Description of the task.
Each record must be retyped in full. No character may differ.

Records shown.
--

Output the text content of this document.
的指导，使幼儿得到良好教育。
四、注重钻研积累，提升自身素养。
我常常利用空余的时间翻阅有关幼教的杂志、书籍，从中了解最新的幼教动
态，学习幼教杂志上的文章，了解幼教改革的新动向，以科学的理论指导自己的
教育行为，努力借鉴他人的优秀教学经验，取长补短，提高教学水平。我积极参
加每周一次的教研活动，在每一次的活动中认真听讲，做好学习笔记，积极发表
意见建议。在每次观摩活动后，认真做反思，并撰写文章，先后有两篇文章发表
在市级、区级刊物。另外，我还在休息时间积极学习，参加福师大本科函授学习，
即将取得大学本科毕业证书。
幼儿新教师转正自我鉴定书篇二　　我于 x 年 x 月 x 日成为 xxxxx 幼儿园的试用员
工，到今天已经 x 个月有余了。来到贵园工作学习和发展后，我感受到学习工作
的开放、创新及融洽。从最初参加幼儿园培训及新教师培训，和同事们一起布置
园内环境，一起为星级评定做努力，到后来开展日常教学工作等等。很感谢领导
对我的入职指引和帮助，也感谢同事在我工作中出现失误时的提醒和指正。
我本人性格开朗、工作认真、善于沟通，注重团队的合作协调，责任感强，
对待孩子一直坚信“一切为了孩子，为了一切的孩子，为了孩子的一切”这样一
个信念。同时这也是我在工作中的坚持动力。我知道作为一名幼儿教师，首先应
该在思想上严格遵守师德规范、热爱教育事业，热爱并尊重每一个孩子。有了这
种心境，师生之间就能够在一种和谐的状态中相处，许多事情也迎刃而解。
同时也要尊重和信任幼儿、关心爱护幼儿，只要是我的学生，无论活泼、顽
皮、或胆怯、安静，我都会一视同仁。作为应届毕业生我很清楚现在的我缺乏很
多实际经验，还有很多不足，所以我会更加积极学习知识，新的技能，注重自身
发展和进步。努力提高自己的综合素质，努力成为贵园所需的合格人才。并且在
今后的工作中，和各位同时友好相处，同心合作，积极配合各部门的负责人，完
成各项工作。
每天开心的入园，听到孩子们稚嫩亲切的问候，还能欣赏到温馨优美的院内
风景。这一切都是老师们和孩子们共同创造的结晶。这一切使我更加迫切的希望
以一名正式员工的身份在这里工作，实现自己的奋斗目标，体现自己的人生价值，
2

--

Answer to this problem.
Output the text content of this document.
的指导，使幼儿得到良好教育。
四、注重钻研积累，提升自身素养。
我常常利用空余的时间翻阅有关幼教的杂志、书籍，从中了解最新的幼教动
态，学习幼教杂志上的文章，了解幼教改革的新动向，以科学的理论指导自己的
教育行为，努力借鉴他人的优秀教学经验，取长补短，提高教学水平。我积极参
加每周一次的教研活动，在每一次的活动中认真听讲，做好学习笔记，积极发表
意见建议。在每次观摩活动后，认真做反思，并撰写文章，先后有两篇文章发表
在市级、区级刊物。另外，我还在休息时间积极学习，参加福师大本科函授学习，
即将取得大学本科毕业证书。
幼儿新教师转正自我鉴定书篇二　　我于 x 年 x 月 x 日成为 xxxxx 幼儿园的试用员
工，到今天已经 x 个月有余了。来到贵园工作学习和发展后，我感受到学习工作
的开放、创新及融洽。从最初参加幼儿园培训及新教师培训，和同事们一起布置
园内环境，一起为星级评定做努力，到后来开展日常教学工作等等。很感谢领导
对我的入职指引和帮助，也感谢同事在我工作中出现失误时的提醒和指正。
我本人性格开朗、工作认真、善于沟通，注重团队的合作协调，责任感强，
对待孩子一直坚信“一切为了孩子，为了一切的孩子，为了孩子的一切”这样一
个信念。同时这也是我在工作中的坚持动力。我知道作为一名幼儿教师，首先应
该在思想上严格遵守师德规范、热爱教育事业，热爱并尊重每一个孩子。有了这
种心境，师生之间就能够在一种和谐的状态中相处，许多事情也迎刃而解。
同时也要尊重和信任幼儿、关心爱护幼儿，只要是我的学生，无论活泼、顽
皮、或胆怯、安静，我都会一视同仁。作为应届毕业生我很清楚现在的我缺乏很
多实际经验，还有很多不足，所以我会更加积极学习知识，新的技能，注重自身
发展和进步。努力提高自己的综合素质，努力成为贵园所需的合格人才。并且在
今后的工作中，和各位同时友好相处，同心合作，积极配合各部门的负责人，完
成各项工作。
每天开心的入园，听到孩子们稚嫩亲切的问候，还能欣赏到温馨优美的院内
风景。这一切都是老师们和孩子们共同创造的结晶。这一切使我更加迫切的希望
以一名正式员工的身份在这里工作，实现自己的奋斗目标，体现自己的人生价值，
2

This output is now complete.